*** MATERIAL TO PROCESS

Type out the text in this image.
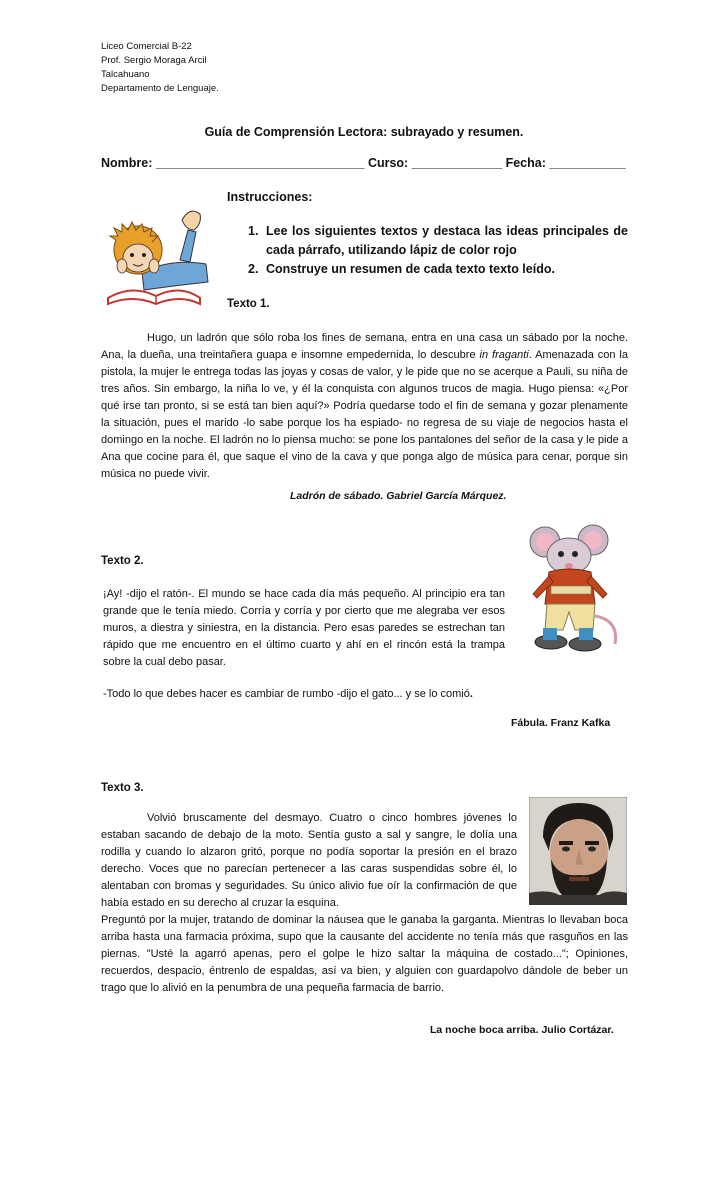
Liceo Comercial B-22
Prof. Sergio Moraga Arcil
Talcahuano
Departamento de Lenguaje.
Guía de Comprensión Lectora: subrayado y resumen.
Nombre: ______________________________ Curso: _____________ Fecha: ___________
Instrucciones:
1. Lee los siguientes textos y destaca las ideas principales de cada párrafo, utilizando lápiz de color rojo
2. Construye un resumen de cada texto texto leído.
Texto 1.

Hugo, un ladrón que sólo roba los fines de semana, entra en una casa un sábado por la noche. Ana, la dueña, una treintañera guapa e insomne empedernida, lo descubre in fraganti. Amenazada con la pistola, la mujer le entrega todas las joyas y cosas de valor, y le pide que no se acerque a Pauli, su niña de tres años. Sin embargo, la niña lo ve, y él la conquista con algunos trucos de magia. Hugo piensa: «¿Por qué irse tan pronto, si se está tan bien aquí?» Podría quedarse todo el fin de semana y gozar plenamente la situación, pues el marido -lo sabe porque los ha espiado- no regresa de su viaje de negocios hasta el domingo en la noche. El ladrón no lo piensa mucho: se pone los pantalones del señor de la casa y le pide a Ana que cocine para él, que saque el vino de la cava y que ponga algo de música para cenar, porque sin música no puede vivir.

Ladrón de sábado. Gabriel García Márquez.
Texto 2.

¡Ay! -dijo el ratón-. El mundo se hace cada día más pequeño. Al principio era tan grande que le tenía miedo. Corría y corría y por cierto que me alegraba ver esos muros, a diestra y siniestra, en la distancia. Pero esas paredes se estrechan tan rápido que me encuentro en el último cuarto y ahí en el rincón está la trampa sobre la cual debo pasar.

-Todo lo que debes hacer es cambiar de rumbo -dijo el gato... y se lo comió.
Fábula. Franz Kafka
Texto 3.

Volvió bruscamente del desmayo. Cuatro o cinco hombres jóvenes lo estaban sacando de debajo de la moto. Sentía gusto a sal y sangre, le dolía una rodilla y cuando lo alzaron gritó, porque no podía soportar la presión en el brazo derecho. Voces que no parecían pertenecer a las caras suspendidas sobre él, lo alentaban con bromas y seguridades. Su único alivio fue oír la confirmación de que había estado en su derecho al cruzar la esquina.

Preguntó por la mujer, tratando de dominar la náusea que le ganaba la garganta. Mientras lo llevaban boca arriba hasta una farmacia próxima, supo que la causante del accidente no tenía más que rasguños en las piernas. "Usté la agarró apenas, pero el golpe le hizo saltar la máquina de costado..."; Opiniones, recuerdos, despacio, éntrenlo de espaldas, así va bien, y alguien con guardapolvo dándole de beber un trago que lo alivió en la penumbra de una pequeña farmacia de barrio.

La noche boca arriba. Julio Cortázar.
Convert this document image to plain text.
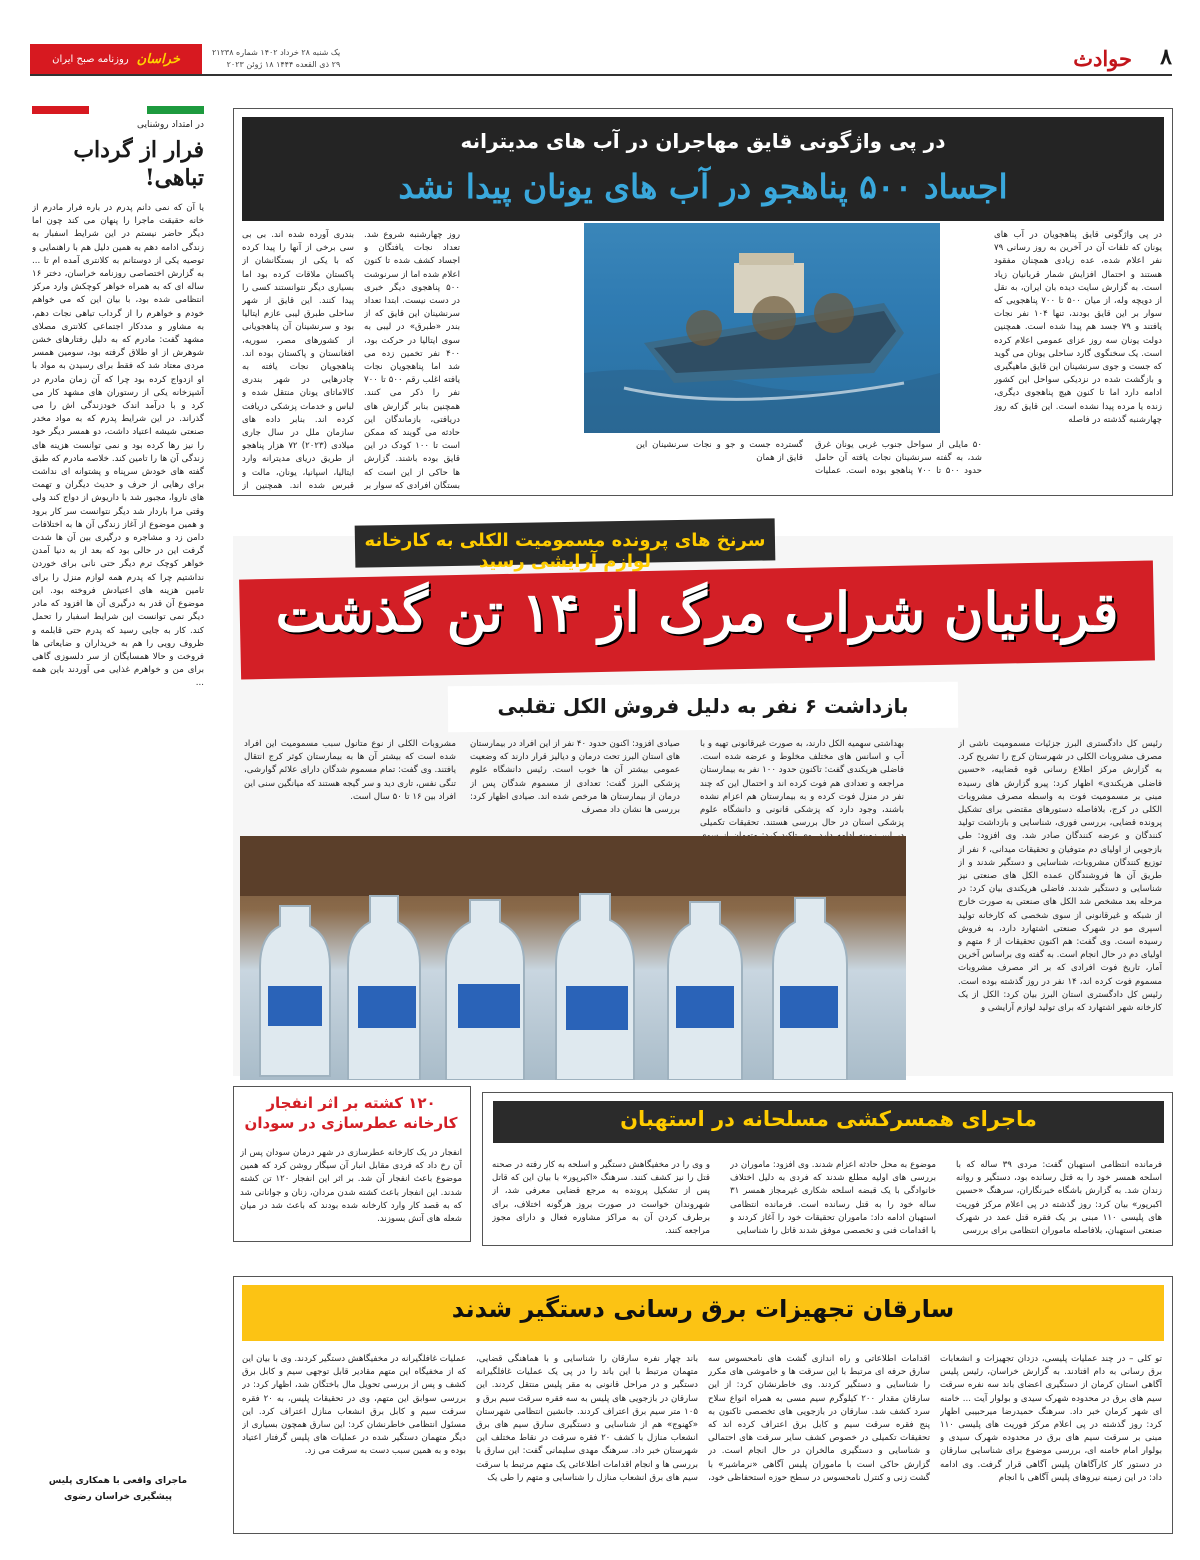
۸
حوادث
یک شنبه ۲۸ خرداد ۱۴۰۲ شماره ۲۱۲۳۸
۲۹ ذی القعده ۱۴۴۴ ۱۸ ژوئن ۲۰۲۳
خراسان
روزنامه صبح ایران
در امتداد روشنایی
فرار از گرداب تباهی!
یا آن که نمی دانم پدرم در باره فرار مادرم از خانه حقیقت ماجرا را پنهان می کند چون اما دیگر حاضر نیستم در این شرایط اسفبار به زندگی ادامه دهم به همین دلیل هم با راهنمایی و توصیه یکی از دوستانم به کلانتری آمده ام تا ... به گزارش اختصاصی روزنامه خراسان، دختر ۱۶ ساله ای که به همراه خواهر کوچکش وارد مرکز انتظامی شده بود، با بیان این که می خواهم خودم و خواهرم را از گرداب تباهی نجات دهم، به مشاور و مددکار اجتماعی کلانتری مصلای مشهد گفت: مادرم که به دلیل رفتارهای خشن شوهرش از او طلاق گرفته بود، سومین همسر مردی معتاد شد که فقط برای رسیدن به مواد با او ازدواج کرده بود چرا که آن زمان مادرم در آشپزخانه یکی از رستوران های مشهد کار می کرد و با درآمد اندک خودزندگی اش را می گذراند. در این شرایط پدرم که به مواد مخدر صنعتی شیشه اعتیاد داشت، دو همسر دیگر خود را نیز رها کرده بود و نمی توانست هزینه های زندگی آن ها را تامین کند. خلاصه مادرم که طبق گفته های خودش سرپناه و پشتوانه ای نداشت برای رهایی از حرف و حدیث دیگران و تهمت های ناروا، مجبور شد با داریوش از دواج کند ولی وقتی مرا باردار شد دیگر نتوانست سر کار برود و همین موضوع از آغاز زندگی آن ها به اختلافات دامن زد و مشاجره و درگیری بین آن ها شدت گرفت این در حالی بود که بعد از به دنیا آمدن خواهر کوچک ترم دیگر حتی نانی برای خوردن نداشتیم چرا که پدرم همه لوازم منزل را برای تامین هزینه های اعتیادش فروخته بود. این موضوع آن قدر به درگیری آن ها افزود که مادر دیگر نمی توانست این شرایط اسفبار را تحمل کند. کار به جایی رسید که پدرم حتی قابلمه و ظروف رویی را هم به خریداران و ضایعاتی ها فروخت و حالا همسایگان از سر دلسوزی گاهی برای من و خواهرم غذایی می آوردند باین همه ...
ماجرای واقعی با همکاری پلیس
پیشگیری خراسان رضوی
در پی واژگونی قایق مهاجران در آب های مدیترانه
اجساد ۵۰۰ پناهجو در آب های یونان پیدا نشد
در پی واژگونی قایق پناهجویان در آب های یونان که تلفات آن در آخرین به روز رسانی ۷۹ نفر اعلام شده، عده زیادی همچنان مفقود هستند و احتمال افزایش شمار قربانیان زیاد است. به گزارش سایت دیده بان ایران، به نقل از دویچه وله، از میان ۵۰۰ تا ۷۰۰ پناهجویی که سوار بر این قایق بودند، تنها ۱۰۴ نفر نجات یافتند و ۷۹ جسد هم پیدا شده است. همچنین دولت یونان سه روز عزای عمومی اعلام کرده است. یک سخنگوی گارد ساحلی یونان می گوید که جست و جوی سرنشینان این قایق ماهیگیری و بازگشت شده در نزدیکی سواحل این کشور ادامه دارد اما تا کنون هیچ پناهجوی دیگری، زنده یا مرده پیدا نشده است. این قایق که روز چهارشنبه گذشته در فاصله
۵۰ مایلی از سواحل جنوب غربی یونان غرق شد، به گفته سرنشینان نجات یافته آن حامل حدود ۵۰۰ تا ۷۰۰ پناهجو بوده است. عملیات گسترده جست و جو و نجات سرنشینان این قایق از همان
روز چهارشنبه شروع شد. تعداد نجات یافتگان و اجساد کشف شده تا کنون اعلام شده اما از سرنوشت ۵۰۰ پناهجوی دیگر خبری در دست نیست. ابتدا تعداد سرنشینان این قایق که از بندر «طبرق» در لیبی به سوی ایتالیا در حرکت بود، ۴۰۰ نفر تخمین زده می شد اما پناهجویان نجات یافته اغلب رقم ۵۰۰ تا ۷۰۰ نفر را ذکر می کنند. همچنین بنابر گزارش های دریافتی، بازماندگان این حادثه می گویند که ممکن است تا ۱۰۰ کودک در این قایق بوده باشند. گزارش ها حاکی از این است که بستگان افرادی که سوار بر
بندری آورده شده اند. بی بی سی برخی از آنها را پیدا کرده که با یکی از بستگانشان از پاکستان ملاقات کرده بود اما بسیاری دیگر نتوانستند کسی را پیدا کنند. این قایق از شهر ساحلی طبرق لیبی عازم ایتالیا بود و سرنشینان آن پناهجویانی از کشورهای مصر، سوریه، افغانستان و پاکستان بوده اند. پناهجویان نجات یافته به چادرهایی در شهر بندری کالاماتای یونان منتقل شده و لباس و خدمات پزشکی دریافت کرده اند. بنابر داده های سازمان ملل در سال جاری میلادی (۲۰۲۳) ۷۲ هزار پناهجو از طریق دریای مدیترانه وارد ایتالیا، اسپانیا، یونان، مالت و قبرس شده اند. همچنین از
سرنخ های پرونده مسمومیت الکلی به کارخانه لوازم آرایشی رسید
قربانیان شراب مرگ از ۱۴ تن گذشت
بازداشت ۶ نفر به دلیل فروش الکل تقلبی
رئیس کل دادگستری البرز جزئیات مسمومیت ناشی از مصرف مشروبات الکلی در شهرستان کرج را تشریح کرد. به گزارش مرکز اطلاع رسانی قوه قضاییه، «حسین فاضلی هریکندی» اظهار کرد: پیرو گزارش های رسیده مبنی بر مسمومیت فوت به واسطه مصرف مشروبات الکلی در کرج، بلافاصله دستورهای مقتضی برای تشکیل پرونده قضایی، بررسی فوری، شناسایی و بازداشت تولید کنندگان و عرضه کنندگان صادر شد. وی افزود: طی بازجویی از اولیای دم متوفیان و تحقیقات میدانی، ۶ نفر از توزیع کنندگان مشروبات، شناسایی و دستگیر شدند و از طریق آن ها فروشندگان عمده الکل های صنعتی نیز شناسایی و دستگیر شدند. فاضلی هریکندی بیان کرد: در مرحله بعد مشخص شد الکل های صنعتی به صورت خارج از شبکه و غیرقانونی از سوی شخصی که کارخانه تولید اسپری مو در شهرک صنعتی اشتهارد دارد، به فروش رسیده است. وی گفت: هم اکنون تحقیقات از ۶ متهم و اولیای دم در حال انجام است. به گفته وی براساس آخرین آمار، تاریخ فوت افرادی که بر اثر مصرف مشروبات مسموم فوت کرده اند، ۱۴ نفر در روز گذشته بوده است. رئیس کل دادگستری استان البرز بیان کرد: الکل از یک کارخانه شهر اشتهارد که برای تولید لوازم آرایشی و
بهداشتی سهمیه الکل دارند، به صورت غیرقانونی تهیه و با آب و اسانس های مختلف مخلوط و عرضه شده است. فاضلی هریکندی گفت: تاکنون حدود ۱۰۰ نفر به بیمارستان مراجعه و تعدادی هم فوت کرده اند و احتمال این که چند نفر در منزل فوت کرده و به بیمارستان هم اعزام نشده باشند، وجود دارد که پزشکی قانونی و دانشگاه علوم پزشکی استان در حال بررسی هستند. تحقیقات تکمیلی
صیادی افزود: اکنون حدود ۴۰ نفر از این افراد در بیمارستان های استان البرز تحت درمان و دیالیز قرار دارند که وضعیت عمومی بیشتر آن ها خوب است. رئیس دانشگاه علوم پزشکی البرز گفت: تعدادی از مسموم شدگان پس از درمان از بیمارستان ها مرخص شده اند. صیادی اظهار کرد: بررسی ها نشان داد مصرف
مشروبات الکلی از نوع متانول سبب مسمومیت این افراد شده است که بیشتر آن ها به بیمارستان کوثر کرج انتقال یافتند. وی گفت: تمام مسموم شدگان دارای علائم گوارشی، تنگی نفس، تاری دید و سر گیجه هستند که میانگین سنی این افراد بین ۱۶ تا ۵۰ سال است.
ماجرای همسرکشی مسلحانه در استهبان
فرمانده انتظامی استهبان گفت: مردی ۳۹ ساله که با اسلحه همسر خود را به قتل رسانده بود، دستگیر و روانه زندان شد. به گزارش باشگاه خبرنگاران، سرهنگ «حسین اکبرپور» بیان کرد: روز گذشته در پی اعلام مرکز فوریت های پلیسی ۱۱۰ مبنی بر یک فقره قتل عمد در شهرک صنعتی استهبان، بلافاصله ماموران انتظامی برای بررسی
موضوع به محل حادثه اعزام شدند. وی افزود: ماموران در بررسی های اولیه مطلع شدند که فردی به دلیل اختلاف خانوادگی با یک قبضه اسلحه شکاری غیرمجاز همسر ۳۱ ساله خود را به قتل رسانده است. فرمانده انتظامی استهبان ادامه داد: ماموران تحقیقات خود را آغاز کردند و با اقدامات فنی و تخصصی موفق شدند قاتل را شناسایی
و وی را در مخفیگاهش دستگیر و اسلحه به کار رفته در صحنه قتل را نیز کشف کنند. سرهنگ «اکبرپور» با بیان این که قاتل پس از تشکیل پرونده به مرجع قضایی معرفی شد، از شهروندان خواست در صورت بروز هرگونه اختلاف، برای برطرف کردن آن به مراکز مشاوره فعال و دارای مجوز مراجعه کنند.
۱۲۰ کشته بر اثر انفجار کارخانه عطرسازی در سودان
انفجار در یک کارخانه عطرسازی در شهر درمان سودان پس از آن رخ داد که فردی مقابل انبار آن سیگار روشن کرد که همین موضوع باعث انفجار آن شد. بر اثر این انفجار ۱۲۰ تن کشته شدند. این انفجار باعث کشته شدن مردان، زنان و جوانانی شد که به قصد کار وارد کارخانه شده بودند که باعث شد در میان شعله های آتش بسوزند.
سارقان تجهیزات برق رسانی دستگیر شدند
تو کلی – در چند عملیات پلیسی، دزدان تجهیزات و انشعابات برق رسانی به دام افتادند. به گزارش خراسان، رئیس پلیس آگاهی استان کرمان از دستگیری اعضای باند سه نفره سرقت سیم های برق در محدوده شهرک سیدی و بولوار آیت ... خامنه ای شهر کرمان خبر داد. سرهنگ حمیدرضا میرحبیبی اظهار کرد: روز گذشته در پی اعلام مرکز فوریت های پلیسی ۱۱۰ مبنی بر سرقت سیم های برق در محدوده شهرک سیدی و بولوار امام خامنه ای، بررسی موضوع برای شناسایی سارقان در دستور کار کارآگاهان پلیس آگاهی قرار گرفت. وی ادامه داد: در این زمینه نیروهای پلیس آگاهی با انجام
اقدامات اطلاعاتی و راه اندازی گشت های نامحسوس سه سارق حرفه ای مرتبط با این سرقت ها و خاموشی های مکرر را شناسایی و دستگیر کردند. وی خاطرنشان کرد: از این سارقان مقدار ۲۰۰ کیلوگرم سیم مسی به همراه انواع سلاح سرد کشف شد. سارقان در بازجویی های تخصصی تاکنون به پنج فقره سرقت سیم و کابل برق اعتراف کرده اند که تحقیقات تکمیلی در خصوص کشف سایر سرقت های احتمالی و شناسایی و دستگیری مالخران در حال انجام است. در گزارش حاکی است با ماموران پلیس آگاهی «نرماشیر» با گشت زنی و کنترل نامحسوس در سطح حوزه استحفاظی خود،
باند چهار نفره سارقان را شناسایی و با هماهنگی قضایی، متهمان مرتبط با این باند را در پی یک عملیات غافلگیرانه دستگیر و در مراحل قانونی به مقر پلیس منتقل کردند. این سارقان در بازجویی های پلیس به سه فقره سرقت سیم برق و ۱۰۵ متر سیم برق اعتراف کردند. جانشین انتظامی شهرستان «کهنوج» هم از شناسایی و دستگیری سارق سیم های برق انشعاب منازل با کشف ۲۰ فقره سرقت در نقاط مختلف این شهرستان خبر داد. سرهنگ مهدی سلیمانی گفت: این سارق با بررسی ها و انجام اقدامات اطلاعاتی یک متهم مرتبط با سرقت سیم های برق انشعاب منازل را شناسایی و متهم را طی یک
عملیات غافلگیرانه در مخفیگاهش دستگیر کردند. وی با بیان این که از مخفیگاه این متهم مقادیر قابل توجهی سیم و کابل برق کشف و پس از بررسی تحویل مال باختگان شد، اظهار کرد: در بررسی سوابق این متهم، وی در تحقیقات پلیس، به ۲۰ فقره سرقت سیم و کابل برق انشعاب منازل اعتراف کرد. این مسئول انتظامی خاطرنشان کرد: این سارق همچون بسیاری از دیگر متهمان دستگیر شده در عملیات های پلیس گرفتار اعتیاد بوده و به همین سبب دست به سرقت می زد.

******

Find the word "مخفیگاهش" in the data and copy out each line where it turns up.

### TASK OUTPUT
و وی را در مخفیگاهش دستگیر و اسلحه به کار رفته در صحنه قتل را نیز کشف کنند. سرهنگ «اکبرپور» با بیان این که قاتل پس از تشکیل پرونده به مرجع قضایی معرفی شد، از شهروندان خواست در صورت بروز هرگونه اختلاف، برای برطرف کردن آن به مراکز مشاوره فعال و دارای مجوز مراجعه کنند.
عملیات غافلگیرانه در مخفیگاهش دستگیر کردند. وی با بیان این که از مخفیگاه این متهم مقادیر قابل توجهی سیم و کابل برق کشف و پس از بررسی تحویل مال باختگان شد، اظهار کرد: در بررسی سوابق این متهم، وی در تحقیقات پلیس، به ۲۰ فقره سرقت سیم و کابل برق انشعاب منازل اعتراف کرد. این مسئول انتظامی خاطرنشان کرد: این سارق همچون بسیاری از دیگر متهمان دستگیر شده در عملیات های پلیس گرفتار اعتیاد بوده و به همین سبب دست به سرقت می زد.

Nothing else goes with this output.